→ WHAT THE EXERCISE ASKS
Could you set down the listing below exactly and omit its images?

→ GIVEN INFORMATION
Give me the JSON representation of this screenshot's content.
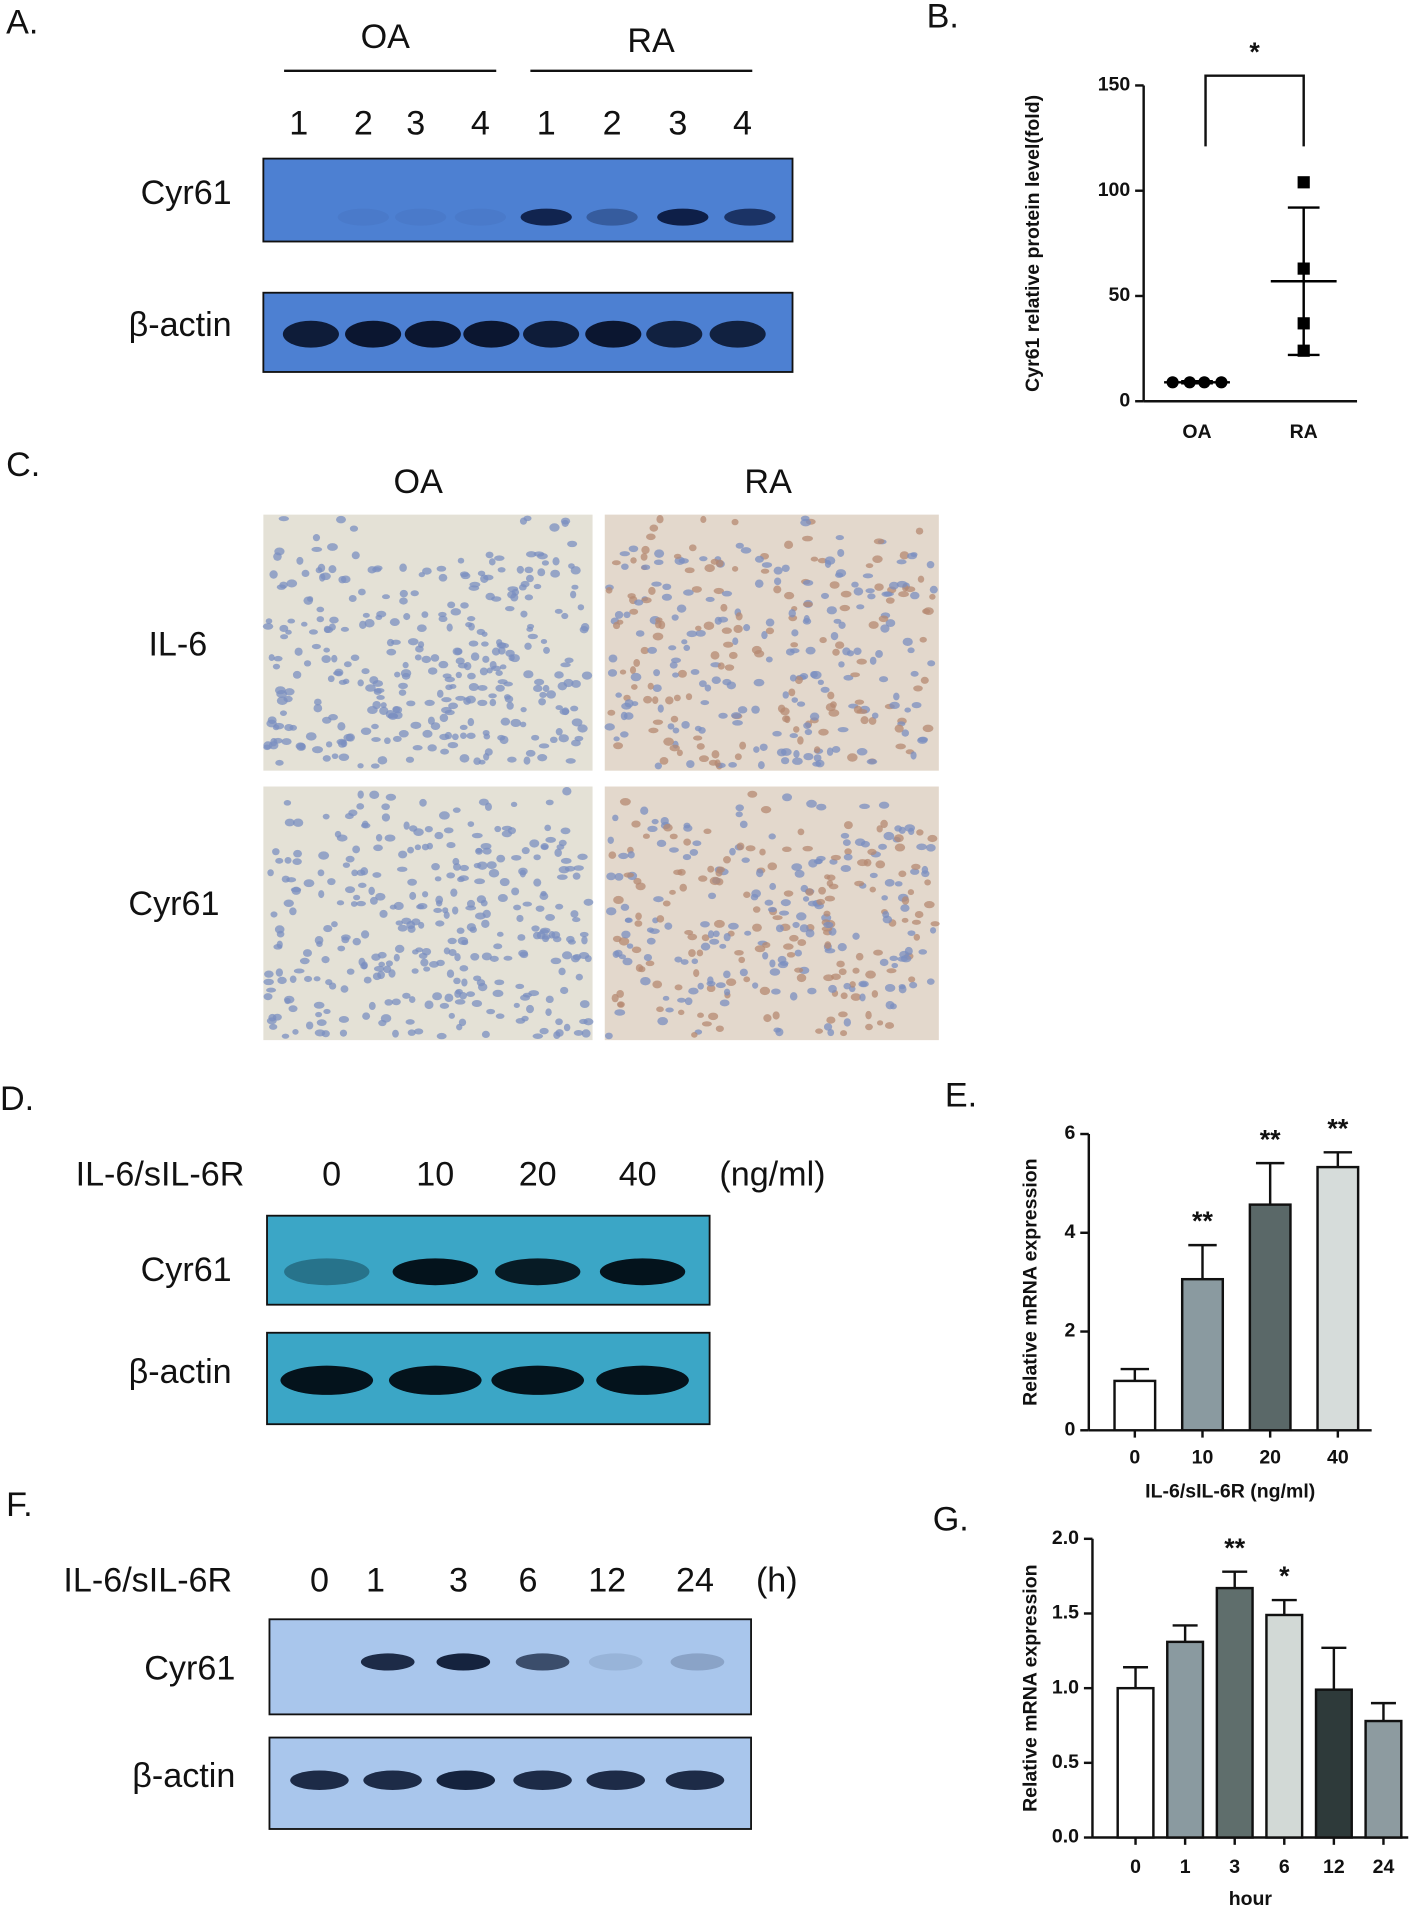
{
  "panels": {
    "A": {
      "label": "A.",
      "groups": [
        "OA",
        "RA"
      ],
      "lanes": [
        "1",
        "2",
        "3",
        "4",
        "1",
        "2",
        "3",
        "4"
      ],
      "rows": [
        "Cyr61",
        "β-actin"
      ]
    },
    "C": {
      "label": "C.",
      "columns": [
        "OA",
        "RA"
      ],
      "rows": [
        "IL-6",
        "Cyr61"
      ]
    },
    "D": {
      "label": "D.",
      "treatment": "IL-6/sIL-6R",
      "doses": [
        "0",
        "10",
        "20",
        "40"
      ],
      "unit": "(ng/ml)",
      "rows": [
        "Cyr61",
        "β-actin"
      ]
    },
    "F": {
      "label": "F.",
      "treatment": "IL-6/sIL-6R",
      "times": [
        "0",
        "1",
        "3",
        "6",
        "12",
        "24"
      ],
      "unit": "(h)",
      "rows": [
        "Cyr61",
        "β-actin"
      ]
    }
  },
  "chart_data": [
    {
      "type": "dot",
      "panel_label": "B.",
      "y_label": "Cyr61 relative protein level(fold)",
      "groups": [
        {
          "name": "OA",
          "marker": "circle",
          "values": [
            9,
            9,
            9,
            9
          ],
          "mean": 9,
          "sd": 0.5
        },
        {
          "name": "RA",
          "marker": "square",
          "values": [
            104,
            63,
            37,
            24
          ],
          "mean": 57,
          "sd": 35
        }
      ],
      "color": "#000000",
      "ylim": [
        0,
        150
      ],
      "yticks": [
        0,
        50,
        100,
        150
      ],
      "significance": "*"
    },
    {
      "type": "bar",
      "panel_label": "E.",
      "x_label": "IL-6/sIL-6R (ng/ml)",
      "y_label": "Relative mRNA expression",
      "categories": [
        "0",
        "10",
        "20",
        "40"
      ],
      "values": [
        1.0,
        3.06,
        4.57,
        5.33
      ],
      "errors": [
        0.24,
        0.69,
        0.84,
        0.3
      ],
      "colors": [
        "#ffffff",
        "#8a9aa0",
        "#5a6868",
        "#d6dcda"
      ],
      "significance": [
        null,
        "**",
        "**",
        "**"
      ],
      "ylim": [
        0,
        6
      ],
      "yticks": [
        0,
        2,
        4,
        6
      ]
    },
    {
      "type": "bar",
      "panel_label": "G.",
      "x_label": "hour",
      "y_label": "Relative mRNA expression",
      "categories": [
        "0",
        "1",
        "3",
        "6",
        "12",
        "24"
      ],
      "values": [
        1.0,
        1.31,
        1.67,
        1.49,
        0.99,
        0.78
      ],
      "errors": [
        0.14,
        0.11,
        0.11,
        0.1,
        0.28,
        0.12
      ],
      "colors": [
        "#ffffff",
        "#8a9aa0",
        "#5f6e6c",
        "#d2d9d6",
        "#2e3a3a",
        "#8d9ba0"
      ],
      "significance": [
        null,
        null,
        "**",
        "*",
        null,
        null
      ],
      "ylim": [
        0,
        2
      ],
      "yticks": [
        {
          "value": 0,
          "label": "0.0"
        },
        {
          "value": 0.5,
          "label": "0.5"
        },
        {
          "value": 1,
          "label": "1.0"
        },
        {
          "value": 1.5,
          "label": "1.5"
        },
        {
          "value": 2,
          "label": "2.0"
        }
      ]
    }
  ]
}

→ RESULT OF THIS TASK
Give me the JSON representation of this screenshot's content.
{
  "panels": {
    "A": {
      "label": "A.",
      "groups": [
        "OA",
        "RA"
      ],
      "lanes": [
        "1",
        "2",
        "3",
        "4",
        "1",
        "2",
        "3",
        "4"
      ],
      "rows": [
        "Cyr61",
        "β-actin"
      ]
    },
    "C": {
      "label": "C.",
      "columns": [
        "OA",
        "RA"
      ],
      "rows": [
        "IL-6",
        "Cyr61"
      ]
    },
    "D": {
      "label": "D.",
      "treatment": "IL-6/sIL-6R",
      "doses": [
        "0",
        "10",
        "20",
        "40"
      ],
      "unit": "(ng/ml)",
      "rows": [
        "Cyr61",
        "β-actin"
      ]
    },
    "F": {
      "label": "F.",
      "treatment": "IL-6/sIL-6R",
      "times": [
        "0",
        "1",
        "3",
        "6",
        "12",
        "24"
      ],
      "unit": "(h)",
      "rows": [
        "Cyr61",
        "β-actin"
      ]
    }
  },
  "chart_data": [
    {
      "type": "dot",
      "panel_label": "B.",
      "y_label": "Cyr61 relative protein level(fold)",
      "groups": [
        {
          "name": "OA",
          "marker": "circle",
          "values": [
            9,
            9,
            9,
            9
          ],
          "mean": 9,
          "sd": 0.5
        },
        {
          "name": "RA",
          "marker": "square",
          "values": [
            104,
            63,
            37,
            24
          ],
          "mean": 57,
          "sd": 35
        }
      ],
      "color": "#000000",
      "ylim": [
        0,
        150
      ],
      "yticks": [
        0,
        50,
        100,
        150
      ],
      "significance": "*"
    },
    {
      "type": "bar",
      "panel_label": "E.",
      "x_label": "IL-6/sIL-6R (ng/ml)",
      "y_label": "Relative mRNA expression",
      "categories": [
        "0",
        "10",
        "20",
        "40"
      ],
      "values": [
        1.0,
        3.06,
        4.57,
        5.33
      ],
      "errors": [
        0.24,
        0.69,
        0.84,
        0.3
      ],
      "colors": [
        "#ffffff",
        "#8a9aa0",
        "#5a6868",
        "#d6dcda"
      ],
      "significance": [
        null,
        "**",
        "**",
        "**"
      ],
      "ylim": [
        0,
        6
      ],
      "yticks": [
        0,
        2,
        4,
        6
      ]
    },
    {
      "type": "bar",
      "panel_label": "G.",
      "x_label": "hour",
      "y_label": "Relative mRNA expression",
      "categories": [
        "0",
        "1",
        "3",
        "6",
        "12",
        "24"
      ],
      "values": [
        1.0,
        1.31,
        1.67,
        1.49,
        0.99,
        0.78
      ],
      "errors": [
        0.14,
        0.11,
        0.11,
        0.1,
        0.28,
        0.12
      ],
      "colors": [
        "#ffffff",
        "#8a9aa0",
        "#5f6e6c",
        "#d2d9d6",
        "#2e3a3a",
        "#8d9ba0"
      ],
      "significance": [
        null,
        null,
        "**",
        "*",
        null,
        null
      ],
      "ylim": [
        0,
        2
      ],
      "yticks": [
        {
          "value": 0,
          "label": "0.0"
        },
        {
          "value": 0.5,
          "label": "0.5"
        },
        {
          "value": 1,
          "label": "1.0"
        },
        {
          "value": 1.5,
          "label": "1.5"
        },
        {
          "value": 2,
          "label": "2.0"
        }
      ]
    }
  ]
}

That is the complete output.